§ **Job**
Reproduce the records below in full and without edits, omitting images.

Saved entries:
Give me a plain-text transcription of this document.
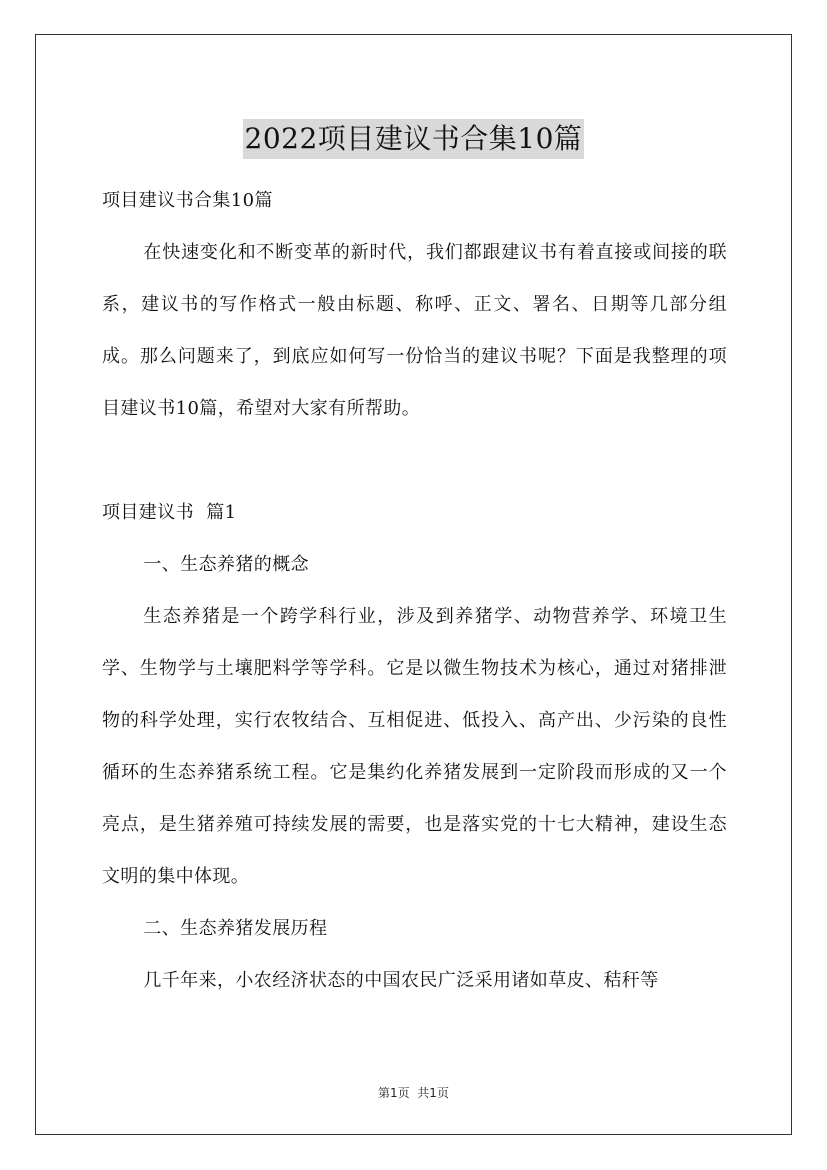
2022项目建议书合集10篇

项目建议书合集10篇

在快速变化和不断变革的新时代，我们都跟建议书有着直接或间接的联系，建议书的写作格式一般由标题、称呼、正文、署名、日期等几部分组成。那么问题来了，到底应如何写一份恰当的建议书呢？下面是我整理的项目建议书10篇，希望对大家有所帮助。

项目建议书  篇1

一、生态养猪的概念

生态养猪是一个跨学科行业，涉及到养猪学、动物营养学、环境卫生学、生物学与土壤肥料学等学科。它是以微生物技术为核心，通过对猪排泄物的科学处理，实行农牧结合、互相促进、低投入、高产出、少污染的良性循环的生态养猪系统工程。它是集约化养猪发展到一定阶段而形成的又一个亮点，是生猪养殖可持续发展的需要，也是落实党的十七大精神，建设生态文明的集中体现。

二、生态养猪发展历程

几千年来，小农经济状态的中国农民广泛采用诸如草皮、秸秆等

第1页  共1页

§ **Output**
Give me a plain-text transcription of this document.
2022项目建议书合集10篇

项目建议书合集10篇

在快速变化和不断变革的新时代，我们都跟建议书有着直接或间接的联系，建议书的写作格式一般由标题、称呼、正文、署名、日期等几部分组成。那么问题来了，到底应如何写一份恰当的建议书呢？下面是我整理的项目建议书10篇，希望对大家有所帮助。

项目建议书  篇1

一、生态养猪的概念

生态养猪是一个跨学科行业，涉及到养猪学、动物营养学、环境卫生学、生物学与土壤肥料学等学科。它是以微生物技术为核心，通过对猪排泄物的科学处理，实行农牧结合、互相促进、低投入、高产出、少污染的良性循环的生态养猪系统工程。它是集约化养猪发展到一定阶段而形成的又一个亮点，是生猪养殖可持续发展的需要，也是落实党的十七大精神，建设生态文明的集中体现。

二、生态养猪发展历程

几千年来，小农经济状态的中国农民广泛采用诸如草皮、秸秆等

第1页  共1页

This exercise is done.